Extracted data entries
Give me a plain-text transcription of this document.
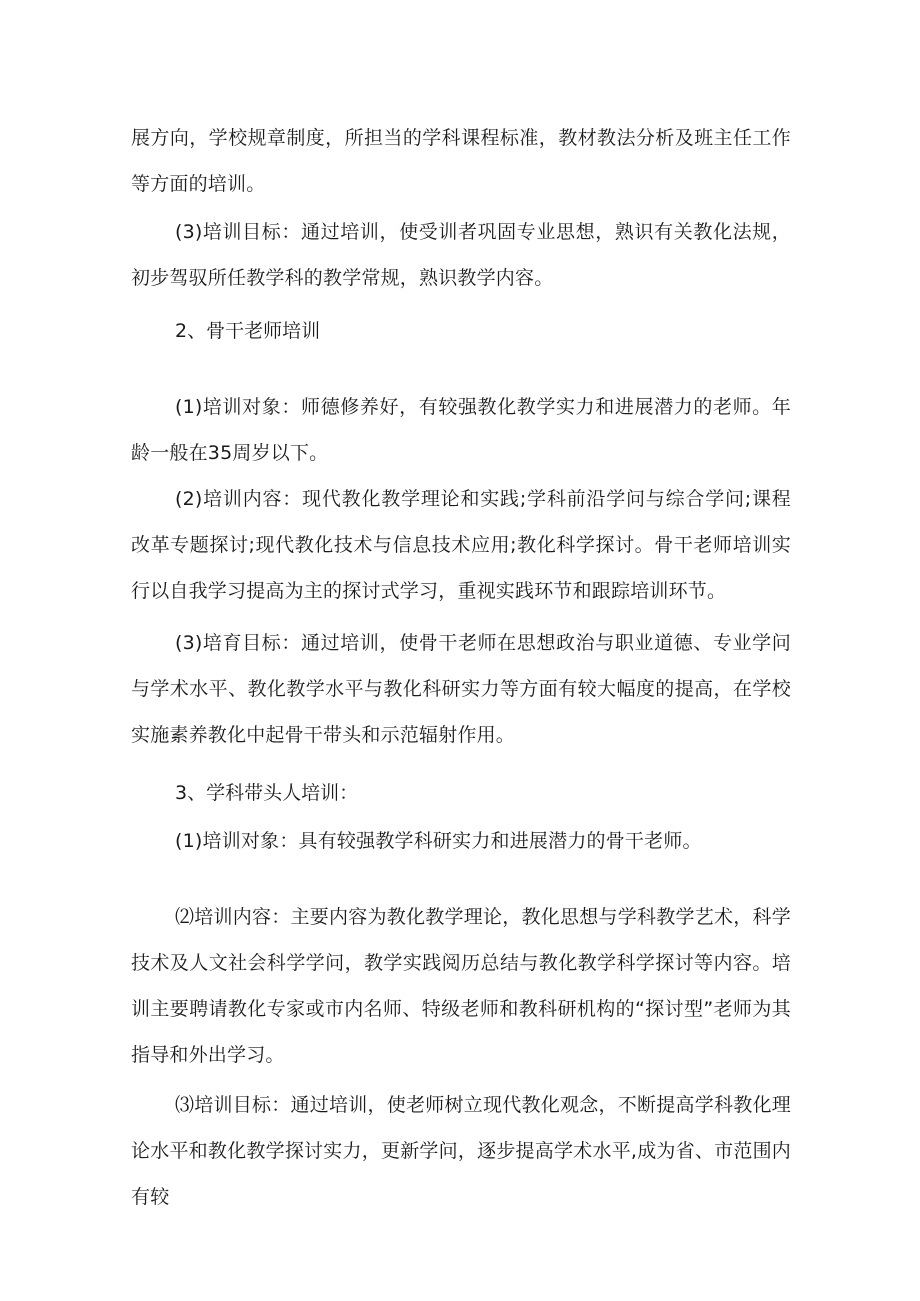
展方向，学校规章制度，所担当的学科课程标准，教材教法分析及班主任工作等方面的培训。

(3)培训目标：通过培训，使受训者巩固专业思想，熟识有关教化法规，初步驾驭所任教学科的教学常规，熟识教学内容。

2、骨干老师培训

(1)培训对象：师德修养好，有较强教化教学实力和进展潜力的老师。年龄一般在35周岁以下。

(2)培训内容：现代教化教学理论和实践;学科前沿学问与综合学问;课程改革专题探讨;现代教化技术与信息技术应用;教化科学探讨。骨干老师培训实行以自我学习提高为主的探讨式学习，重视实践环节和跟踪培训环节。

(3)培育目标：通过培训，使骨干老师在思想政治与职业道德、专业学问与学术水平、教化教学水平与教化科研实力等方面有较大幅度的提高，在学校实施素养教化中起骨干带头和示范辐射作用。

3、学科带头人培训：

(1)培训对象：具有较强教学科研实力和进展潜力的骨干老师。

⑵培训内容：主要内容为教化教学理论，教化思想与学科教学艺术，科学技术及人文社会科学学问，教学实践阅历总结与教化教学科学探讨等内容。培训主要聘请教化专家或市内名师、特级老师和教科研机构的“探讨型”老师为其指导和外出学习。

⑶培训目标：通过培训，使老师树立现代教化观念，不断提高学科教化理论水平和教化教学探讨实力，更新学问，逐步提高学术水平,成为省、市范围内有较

Do this.
Quote the records in full and exactly; skip any image.

Full response.
Give me a plain-text transcription of this document.
展方向，学校规章制度，所担当的学科课程标准，教材教法分析及班主任工作等方面的培训。

(3)培训目标：通过培训，使受训者巩固专业思想，熟识有关教化法规，初步驾驭所任教学科的教学常规，熟识教学内容。

2、骨干老师培训

(1)培训对象：师德修养好，有较强教化教学实力和进展潜力的老师。年龄一般在35周岁以下。

(2)培训内容：现代教化教学理论和实践;学科前沿学问与综合学问;课程改革专题探讨;现代教化技术与信息技术应用;教化科学探讨。骨干老师培训实行以自我学习提高为主的探讨式学习，重视实践环节和跟踪培训环节。

(3)培育目标：通过培训，使骨干老师在思想政治与职业道德、专业学问与学术水平、教化教学水平与教化科研实力等方面有较大幅度的提高，在学校实施素养教化中起骨干带头和示范辐射作用。

3、学科带头人培训：

(1)培训对象：具有较强教学科研实力和进展潜力的骨干老师。

⑵培训内容：主要内容为教化教学理论，教化思想与学科教学艺术，科学技术及人文社会科学学问，教学实践阅历总结与教化教学科学探讨等内容。培训主要聘请教化专家或市内名师、特级老师和教科研机构的“探讨型”老师为其指导和外出学习。

⑶培训目标：通过培训，使老师树立现代教化观念，不断提高学科教化理论水平和教化教学探讨实力，更新学问，逐步提高学术水平,成为省、市范围内有较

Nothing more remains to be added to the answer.